### Aim of the exercise
Would you restate all the data that follows, word for word?

### Extracted entries

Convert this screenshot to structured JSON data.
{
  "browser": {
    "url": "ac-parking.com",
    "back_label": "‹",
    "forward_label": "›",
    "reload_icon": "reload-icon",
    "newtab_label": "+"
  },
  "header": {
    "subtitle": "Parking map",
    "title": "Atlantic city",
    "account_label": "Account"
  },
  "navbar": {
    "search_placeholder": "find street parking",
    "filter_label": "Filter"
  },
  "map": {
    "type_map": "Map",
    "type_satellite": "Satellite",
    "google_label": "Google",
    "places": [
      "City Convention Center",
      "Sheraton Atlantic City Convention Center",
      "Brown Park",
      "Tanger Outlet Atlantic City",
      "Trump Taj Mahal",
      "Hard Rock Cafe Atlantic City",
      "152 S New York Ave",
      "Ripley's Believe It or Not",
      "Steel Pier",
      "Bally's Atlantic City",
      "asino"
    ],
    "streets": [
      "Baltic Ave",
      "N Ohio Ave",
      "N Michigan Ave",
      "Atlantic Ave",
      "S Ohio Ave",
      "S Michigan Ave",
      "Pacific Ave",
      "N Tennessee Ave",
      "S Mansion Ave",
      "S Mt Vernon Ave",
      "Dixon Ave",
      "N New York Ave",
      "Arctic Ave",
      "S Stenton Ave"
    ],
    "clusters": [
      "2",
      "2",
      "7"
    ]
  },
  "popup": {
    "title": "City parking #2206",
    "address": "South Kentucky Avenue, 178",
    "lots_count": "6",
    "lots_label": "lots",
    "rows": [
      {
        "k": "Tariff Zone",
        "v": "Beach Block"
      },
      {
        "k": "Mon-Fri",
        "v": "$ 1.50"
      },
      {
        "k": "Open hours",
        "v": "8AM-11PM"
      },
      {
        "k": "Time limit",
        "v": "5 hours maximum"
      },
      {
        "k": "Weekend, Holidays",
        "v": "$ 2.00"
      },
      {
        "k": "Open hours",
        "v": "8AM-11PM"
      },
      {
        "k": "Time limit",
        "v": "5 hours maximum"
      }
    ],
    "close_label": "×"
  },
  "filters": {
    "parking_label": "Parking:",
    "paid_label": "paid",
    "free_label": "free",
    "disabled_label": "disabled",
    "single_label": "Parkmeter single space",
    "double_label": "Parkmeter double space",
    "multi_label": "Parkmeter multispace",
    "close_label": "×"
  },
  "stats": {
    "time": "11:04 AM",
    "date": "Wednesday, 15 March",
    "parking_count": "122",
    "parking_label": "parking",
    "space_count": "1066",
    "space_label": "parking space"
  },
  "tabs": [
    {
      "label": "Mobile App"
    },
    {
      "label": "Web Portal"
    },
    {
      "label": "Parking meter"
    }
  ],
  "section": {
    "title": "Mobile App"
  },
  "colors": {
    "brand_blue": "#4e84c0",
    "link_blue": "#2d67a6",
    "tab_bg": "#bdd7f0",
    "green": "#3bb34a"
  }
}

### Exercise answer
Convert this screenshot to structured JSON data.
{
  "browser": {
    "url": "ac-parking.com",
    "back_label": "‹",
    "forward_label": "›",
    "reload_icon": "reload-icon",
    "newtab_label": "+"
  },
  "header": {
    "subtitle": "Parking map",
    "title": "Atlantic city",
    "account_label": "Account"
  },
  "navbar": {
    "search_placeholder": "find street parking",
    "filter_label": "Filter"
  },
  "map": {
    "type_map": "Map",
    "type_satellite": "Satellite",
    "google_label": "Google",
    "places": [
      "City Convention Center",
      "Sheraton Atlantic City Convention Center",
      "Brown Park",
      "Tanger Outlet Atlantic City",
      "Trump Taj Mahal",
      "Hard Rock Cafe Atlantic City",
      "152 S New York Ave",
      "Ripley's Believe It or Not",
      "Steel Pier",
      "Bally's Atlantic City",
      "asino"
    ],
    "streets": [
      "Baltic Ave",
      "N Ohio Ave",
      "N Michigan Ave",
      "Atlantic Ave",
      "S Ohio Ave",
      "S Michigan Ave",
      "Pacific Ave",
      "N Tennessee Ave",
      "S Mansion Ave",
      "S Mt Vernon Ave",
      "Dixon Ave",
      "N New York Ave",
      "Arctic Ave",
      "S Stenton Ave"
    ],
    "clusters": [
      "2",
      "2",
      "7"
    ]
  },
  "popup": {
    "title": "City parking #2206",
    "address": "South Kentucky Avenue, 178",
    "lots_count": "6",
    "lots_label": "lots",
    "rows": [
      {
        "k": "Tariff Zone",
        "v": "Beach Block"
      },
      {
        "k": "Mon-Fri",
        "v": "$ 1.50"
      },
      {
        "k": "Open hours",
        "v": "8AM-11PM"
      },
      {
        "k": "Time limit",
        "v": "5 hours maximum"
      },
      {
        "k": "Weekend, Holidays",
        "v": "$ 2.00"
      },
      {
        "k": "Open hours",
        "v": "8AM-11PM"
      },
      {
        "k": "Time limit",
        "v": "5 hours maximum"
      }
    ],
    "close_label": "×"
  },
  "filters": {
    "parking_label": "Parking:",
    "paid_label": "paid",
    "free_label": "free",
    "disabled_label": "disabled",
    "single_label": "Parkmeter single space",
    "double_label": "Parkmeter double space",
    "multi_label": "Parkmeter multispace",
    "close_label": "×"
  },
  "stats": {
    "time": "11:04 AM",
    "date": "Wednesday, 15 March",
    "parking_count": "122",
    "parking_label": "parking",
    "space_count": "1066",
    "space_label": "parking space"
  },
  "tabs": [
    {
      "label": "Mobile App"
    },
    {
      "label": "Web Portal"
    },
    {
      "label": "Parking meter"
    }
  ],
  "section": {
    "title": "Mobile App"
  },
  "colors": {
    "brand_blue": "#4e84c0",
    "link_blue": "#2d67a6",
    "tab_bg": "#bdd7f0",
    "green": "#3bb34a"
  }
}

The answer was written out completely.